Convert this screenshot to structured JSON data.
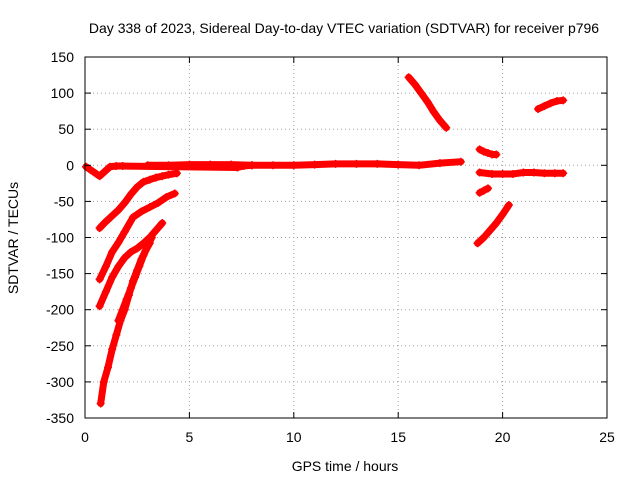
{
  "chart_data": {
    "type": "scatter",
    "title": "Day 338 of 2023, Sidereal Day-to-day VTEC variation (SDTVAR) for receiver p796",
    "xlabel": "GPS time / hours",
    "ylabel": "SDTVAR / TECUs",
    "xlim": [
      0,
      25
    ],
    "ylim": [
      -350,
      150
    ],
    "xticks": [
      0,
      5,
      10,
      15,
      20,
      25
    ],
    "yticks": [
      -350,
      -300,
      -250,
      -200,
      -150,
      -100,
      -50,
      0,
      50,
      100,
      150
    ],
    "grid": true,
    "marker": "+",
    "color": "#ff0000",
    "series": [
      {
        "name": "arc-near-zero-main",
        "x": [
          3.0,
          4.0,
          5.0,
          6.0,
          7.0,
          8.0,
          9.0,
          10.0,
          11.0,
          12.0,
          13.0,
          14.0,
          15.0,
          16.0,
          17.0,
          18.0
        ],
        "y": [
          0,
          0,
          1,
          1,
          1,
          0,
          0,
          0,
          1,
          2,
          2,
          2,
          1,
          0,
          3,
          5
        ]
      },
      {
        "name": "arc-near-zero-late",
        "x": [
          18.9,
          19.5,
          20.0,
          20.5,
          21.0,
          21.5,
          22.0,
          22.5,
          22.9
        ],
        "y": [
          -10,
          -12,
          -12,
          -12,
          -10,
          -10,
          -11,
          -11,
          -11
        ]
      },
      {
        "name": "arc-rise-1",
        "x": [
          0.7,
          1.0,
          1.3,
          1.6,
          1.9,
          2.2,
          2.5,
          2.8,
          3.1,
          3.4,
          3.7,
          4.0,
          4.4
        ],
        "y": [
          -87,
          -78,
          -70,
          -62,
          -52,
          -40,
          -30,
          -23,
          -20,
          -17,
          -15,
          -13,
          -11
        ]
      },
      {
        "name": "arc-rise-2",
        "x": [
          0.7,
          1.0,
          1.3,
          1.6,
          1.9,
          2.3,
          2.7,
          3.1,
          3.5,
          3.9,
          4.3
        ],
        "y": [
          -158,
          -140,
          -120,
          -107,
          -92,
          -72,
          -64,
          -58,
          -52,
          -44,
          -39
        ]
      },
      {
        "name": "arc-rise-3",
        "x": [
          0.7,
          1.0,
          1.3,
          1.6,
          1.9,
          2.2,
          2.5,
          2.8,
          3.1,
          3.4,
          3.7
        ],
        "y": [
          -195,
          -175,
          -155,
          -140,
          -128,
          -120,
          -115,
          -108,
          -100,
          -90,
          -80
        ]
      },
      {
        "name": "arc-rise-4",
        "x": [
          0.75,
          0.9,
          1.1,
          1.3,
          1.5,
          1.7,
          1.9,
          2.1,
          2.3,
          2.5,
          2.7,
          2.9,
          3.1
        ],
        "y": [
          -330,
          -300,
          -280,
          -255,
          -235,
          -215,
          -200,
          -180,
          -160,
          -145,
          -130,
          -118,
          -108
        ]
      },
      {
        "name": "arc-rise-5",
        "x": [
          1.6,
          1.8,
          2.0,
          2.2,
          2.4,
          2.6,
          2.8,
          3.0,
          3.2
        ],
        "y": [
          -215,
          -200,
          -185,
          -170,
          -155,
          -140,
          -125,
          -112,
          -100
        ]
      },
      {
        "name": "arc-high-fall",
        "x": [
          15.5,
          15.8,
          16.1,
          16.4,
          16.7,
          17.0,
          17.3
        ],
        "y": [
          122,
          112,
          100,
          88,
          74,
          62,
          52
        ]
      },
      {
        "name": "arc-mid-19",
        "x": [
          18.9,
          19.1,
          19.3,
          19.5,
          19.7
        ],
        "y": [
          22,
          19,
          17,
          15,
          15
        ]
      },
      {
        "name": "arc-low-19",
        "x": [
          18.8,
          19.1,
          19.4,
          19.7,
          20.0,
          20.3
        ],
        "y": [
          -108,
          -100,
          -90,
          -80,
          -68,
          -55
        ]
      },
      {
        "name": "arc-short-19",
        "x": [
          18.9,
          19.1,
          19.3
        ],
        "y": [
          -38,
          -35,
          -32
        ]
      },
      {
        "name": "arc-late-rise",
        "x": [
          21.7,
          22.0,
          22.3,
          22.6,
          22.9
        ],
        "y": [
          78,
          82,
          86,
          89,
          90
        ]
      },
      {
        "name": "scatter-singles",
        "x": [
          0.05,
          0.7,
          1.2,
          1.5,
          1.8,
          7.3,
          7.6,
          8.0
        ],
        "y": [
          -2,
          -15,
          -2,
          -1,
          -1,
          -3,
          -1,
          0
        ]
      }
    ]
  }
}
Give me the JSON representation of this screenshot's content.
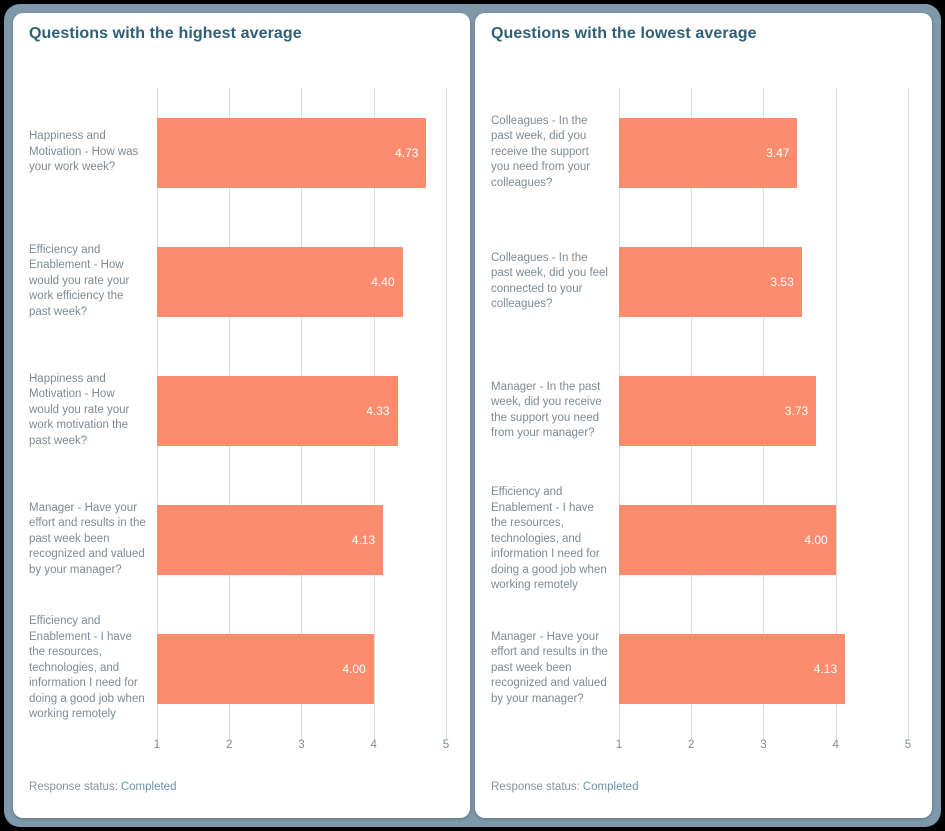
{
  "colors": {
    "page_background": "#000000",
    "frame": "#7E99AA",
    "card_background": "#FFFFFF",
    "bar": "#FC8C6E",
    "title_text": "#2F5F78",
    "category_text": "#7E8A93",
    "axis_text": "#7E8A93",
    "gridline": "#DCDCDC",
    "value_text": "#FFFFFF",
    "status_label_text": "#8B9299",
    "status_value_text": "#6596AC"
  },
  "panels": [
    {
      "title": "Questions with the highest average",
      "status": {
        "label": "Response status:",
        "value": "Completed"
      }
    },
    {
      "title": "Questions with the lowest average",
      "status": {
        "label": "Response status:",
        "value": "Completed"
      }
    }
  ],
  "chart_data": [
    {
      "type": "bar",
      "orientation": "horizontal",
      "title": "Questions with the highest average",
      "categories": [
        "Happiness and Motivation - How was your work week?",
        "Efficiency and Enablement - How would you rate your work efficiency the past week?",
        "Happiness and Motivation - How would you rate your work motivation the past week?",
        "Manager - Have your effort and results in the past week been recognized and valued by your manager?",
        "Efficiency and Enablement - I have the resources, technologies, and information I need for doing a good job when working remotely"
      ],
      "values": [
        4.73,
        4.4,
        4.33,
        4.13,
        4.0
      ],
      "value_labels": [
        "4.73",
        "4.40",
        "4.33",
        "4.13",
        "4.00"
      ],
      "xticks": [
        1,
        2,
        3,
        4,
        5
      ],
      "xlim": [
        1,
        5.18
      ],
      "grid": true,
      "legend": false
    },
    {
      "type": "bar",
      "orientation": "horizontal",
      "title": "Questions with the lowest average",
      "categories": [
        "Colleagues - In the past week, did you receive the support you need from your colleagues?",
        "Colleagues - In the past week, did you feel connected to your colleagues?",
        "Manager - In the past week, did you receive the support you need from your manager?",
        "Efficiency and Enablement - I have the resources, technologies, and information I need for doing a good job when working remotely",
        "Manager - Have your effort and results in the past week been recognized and valued by your manager?"
      ],
      "values": [
        3.47,
        3.53,
        3.73,
        4.0,
        4.13
      ],
      "value_labels": [
        "3.47",
        "3.53",
        "3.73",
        "4.00",
        "4.13"
      ],
      "xticks": [
        1,
        2,
        3,
        4,
        5
      ],
      "xlim": [
        1,
        5.18
      ],
      "grid": true,
      "legend": false
    }
  ]
}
.....
### [Exercise aim]
How many lines in the data contain the string "resources"? Respond with the number only.

### [The reply]
2